SELECTED EXCERPT
# # # # #
Purpose: In this study the acute effect of the topically-delivered non-selective beta-blockers timolol and carteolol, and the selective beta-blocker betaxolol, were evaluated with respect to ocular blood flow, intraocular pressure (IOP) and vessel resistance in rabbits' eyes.
Methods: In a double masked randomized design, one eye of each subject (n = 9) received two drops of 0.5 % timolol or 2 % cartelol or 0.5 % betaxolol ophthalmic solution and a separate group of nine rabbits received two drops of placebo consisting of physiological saline in both eyes to serve as control. Using hydrogen clearance method, ciliary body blood flow (CiBF), choroidal blood flow (CBF), and retinal blood flow (RBF) were measured. IOP and systemic mean arterial pressure (MAP) of each subject were measured under same condition before and after the administration of respective drugs to calculate the ocular perfusion pressure (OPP) and vessel resistance.
# # # # #
TASK GOAL
Continue the abstract on beta-blockers and ocular blood flow in rabbits from the point where it stops. The records have nothing to do with this.

Stored items
# # # # #
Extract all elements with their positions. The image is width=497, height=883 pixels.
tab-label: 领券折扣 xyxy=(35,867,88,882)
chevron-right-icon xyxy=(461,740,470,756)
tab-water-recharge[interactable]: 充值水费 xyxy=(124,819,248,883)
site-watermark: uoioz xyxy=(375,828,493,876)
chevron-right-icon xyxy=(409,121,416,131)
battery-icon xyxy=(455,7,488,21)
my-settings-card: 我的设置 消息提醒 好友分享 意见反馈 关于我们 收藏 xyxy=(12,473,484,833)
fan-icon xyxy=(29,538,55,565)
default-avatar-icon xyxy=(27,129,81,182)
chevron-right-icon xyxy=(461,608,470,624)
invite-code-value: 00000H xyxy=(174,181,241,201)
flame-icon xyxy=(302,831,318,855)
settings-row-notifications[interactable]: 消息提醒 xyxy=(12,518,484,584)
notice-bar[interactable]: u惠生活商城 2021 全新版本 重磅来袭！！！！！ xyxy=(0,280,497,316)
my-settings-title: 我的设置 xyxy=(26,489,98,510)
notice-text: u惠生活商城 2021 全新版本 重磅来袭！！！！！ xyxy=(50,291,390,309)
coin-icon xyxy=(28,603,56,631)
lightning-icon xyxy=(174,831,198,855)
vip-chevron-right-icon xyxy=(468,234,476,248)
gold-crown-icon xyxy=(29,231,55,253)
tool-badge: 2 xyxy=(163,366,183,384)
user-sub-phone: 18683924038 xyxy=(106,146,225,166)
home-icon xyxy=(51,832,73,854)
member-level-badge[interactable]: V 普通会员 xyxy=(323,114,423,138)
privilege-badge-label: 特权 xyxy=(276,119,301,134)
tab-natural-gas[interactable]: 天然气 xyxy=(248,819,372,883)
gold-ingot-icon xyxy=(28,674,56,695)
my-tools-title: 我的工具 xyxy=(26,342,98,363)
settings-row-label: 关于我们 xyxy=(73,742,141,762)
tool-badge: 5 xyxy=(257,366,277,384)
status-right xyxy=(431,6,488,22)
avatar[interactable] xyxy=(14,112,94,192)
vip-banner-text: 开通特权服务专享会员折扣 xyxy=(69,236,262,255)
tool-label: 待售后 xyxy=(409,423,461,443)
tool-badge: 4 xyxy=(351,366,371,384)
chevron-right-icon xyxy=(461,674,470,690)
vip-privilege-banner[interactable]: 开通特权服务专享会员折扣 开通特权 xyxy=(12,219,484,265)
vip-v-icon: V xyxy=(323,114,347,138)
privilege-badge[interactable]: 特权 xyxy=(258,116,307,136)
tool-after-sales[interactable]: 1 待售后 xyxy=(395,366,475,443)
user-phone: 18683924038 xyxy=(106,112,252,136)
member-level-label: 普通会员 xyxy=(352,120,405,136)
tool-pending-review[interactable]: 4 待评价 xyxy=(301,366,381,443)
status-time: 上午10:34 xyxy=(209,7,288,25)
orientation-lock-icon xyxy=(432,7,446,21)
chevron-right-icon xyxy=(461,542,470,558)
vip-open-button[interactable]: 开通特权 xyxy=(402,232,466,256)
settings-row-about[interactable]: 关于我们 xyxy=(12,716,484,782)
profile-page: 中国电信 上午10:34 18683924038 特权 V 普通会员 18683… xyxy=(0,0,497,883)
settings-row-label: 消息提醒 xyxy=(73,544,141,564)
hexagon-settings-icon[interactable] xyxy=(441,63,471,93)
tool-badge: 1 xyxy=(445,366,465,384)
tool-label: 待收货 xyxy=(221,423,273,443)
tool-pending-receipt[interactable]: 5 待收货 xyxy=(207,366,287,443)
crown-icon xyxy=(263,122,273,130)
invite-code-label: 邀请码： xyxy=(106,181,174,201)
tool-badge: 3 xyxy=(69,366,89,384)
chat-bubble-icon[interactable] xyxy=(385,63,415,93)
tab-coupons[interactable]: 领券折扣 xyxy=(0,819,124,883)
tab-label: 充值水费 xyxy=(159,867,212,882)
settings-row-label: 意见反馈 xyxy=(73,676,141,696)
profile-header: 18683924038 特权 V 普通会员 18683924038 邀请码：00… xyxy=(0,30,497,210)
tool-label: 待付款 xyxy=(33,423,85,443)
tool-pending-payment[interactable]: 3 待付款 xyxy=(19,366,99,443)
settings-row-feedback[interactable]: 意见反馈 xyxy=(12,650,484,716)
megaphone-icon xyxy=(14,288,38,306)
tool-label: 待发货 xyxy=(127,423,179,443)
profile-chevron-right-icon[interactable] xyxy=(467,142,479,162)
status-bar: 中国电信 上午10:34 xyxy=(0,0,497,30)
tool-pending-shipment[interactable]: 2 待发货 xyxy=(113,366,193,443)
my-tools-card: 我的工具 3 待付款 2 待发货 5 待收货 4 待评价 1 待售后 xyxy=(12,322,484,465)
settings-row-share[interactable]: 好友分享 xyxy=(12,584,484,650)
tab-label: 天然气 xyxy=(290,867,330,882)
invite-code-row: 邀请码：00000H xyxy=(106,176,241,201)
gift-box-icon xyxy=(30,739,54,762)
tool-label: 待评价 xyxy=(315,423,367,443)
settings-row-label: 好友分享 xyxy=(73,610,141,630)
# # # # #
RESPONSE FOR THIS EXERCISE
Results: In timolol- and carteolol-treated eyes significant reduction was observed in IOP (p < 0.01), CiBF (p < 0.01), CBF (p < 0.01) and RBF (p < 0.01) compared to control eyes. However, in betaxolol-treated eyes a marginal reduction in IOP was observed accompanied by significant increase in CiBF (p < 0.01) and RBF (p < 0.05). The non-selective beta-blocker-treated eyes tended to have increased vessel resistance, whereas, selective beta-blocker-treated eyes tended to have decreased vessel resistance.
Conclusions: Our current results comparing non-selective and selective beta-blockers suggest that the selective beta-blocker betaxolol may be more appropriate for maintenance of retinal blood flow in situations with low perfusion. Currently the mechanism for regulation of IOP is unclear; however, the findings from this study indicate that decreased CiBF may contribute to reduction in IOP.